>> start DATA LINES

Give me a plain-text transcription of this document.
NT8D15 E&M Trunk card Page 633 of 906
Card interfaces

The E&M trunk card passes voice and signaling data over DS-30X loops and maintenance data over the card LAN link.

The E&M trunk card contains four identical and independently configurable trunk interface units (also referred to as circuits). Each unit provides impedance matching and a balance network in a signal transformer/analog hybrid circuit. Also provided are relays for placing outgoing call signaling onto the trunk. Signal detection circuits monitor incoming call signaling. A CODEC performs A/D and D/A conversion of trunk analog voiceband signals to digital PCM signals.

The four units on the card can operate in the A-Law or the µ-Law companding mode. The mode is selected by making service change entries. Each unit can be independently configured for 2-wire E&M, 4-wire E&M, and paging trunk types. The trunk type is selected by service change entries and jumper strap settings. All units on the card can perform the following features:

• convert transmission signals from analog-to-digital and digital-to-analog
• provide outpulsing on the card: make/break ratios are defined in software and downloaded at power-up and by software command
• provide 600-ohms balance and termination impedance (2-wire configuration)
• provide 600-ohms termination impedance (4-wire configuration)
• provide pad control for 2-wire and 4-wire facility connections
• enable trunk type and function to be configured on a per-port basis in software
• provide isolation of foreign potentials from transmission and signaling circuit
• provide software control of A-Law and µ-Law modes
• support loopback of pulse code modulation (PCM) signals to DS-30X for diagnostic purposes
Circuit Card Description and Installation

>> end DATA LINES

| WRITTEN INSTRUCTION |
Repeat all of the records above exactly as written.

| WRITTEN ANSWER |
Give me a plain-text transcription of this document.
NT8D15 E&M Trunk card Page 633 of 906
Card interfaces

The E&M trunk card passes voice and signaling data over DS-30X loops and maintenance data over the card LAN link.

The E&M trunk card contains four identical and independently configurable trunk interface units (also referred to as circuits). Each unit provides impedance matching and a balance network in a signal transformer/analog hybrid circuit. Also provided are relays for placing outgoing call signaling onto the trunk. Signal detection circuits monitor incoming call signaling. A CODEC performs A/D and D/A conversion of trunk analog voiceband signals to digital PCM signals.

The four units on the card can operate in the A-Law or the µ-Law companding mode. The mode is selected by making service change entries. Each unit can be independently configured for 2-wire E&M, 4-wire E&M, and paging trunk types. The trunk type is selected by service change entries and jumper strap settings. All units on the card can perform the following features:

• convert transmission signals from analog-to-digital and digital-to-analog
• provide outpulsing on the card: make/break ratios are defined in software and downloaded at power-up and by software command
• provide 600-ohms balance and termination impedance (2-wire configuration)
• provide 600-ohms termination impedance (4-wire configuration)
• provide pad control for 2-wire and 4-wire facility connections
• enable trunk type and function to be configured on a per-port basis in software
• provide isolation of foreign potentials from transmission and signaling circuit
• provide software control of A-Law and µ-Law modes
• support loopback of pulse code modulation (PCM) signals to DS-30X for diagnostic purposes
Circuit Card Description and Installation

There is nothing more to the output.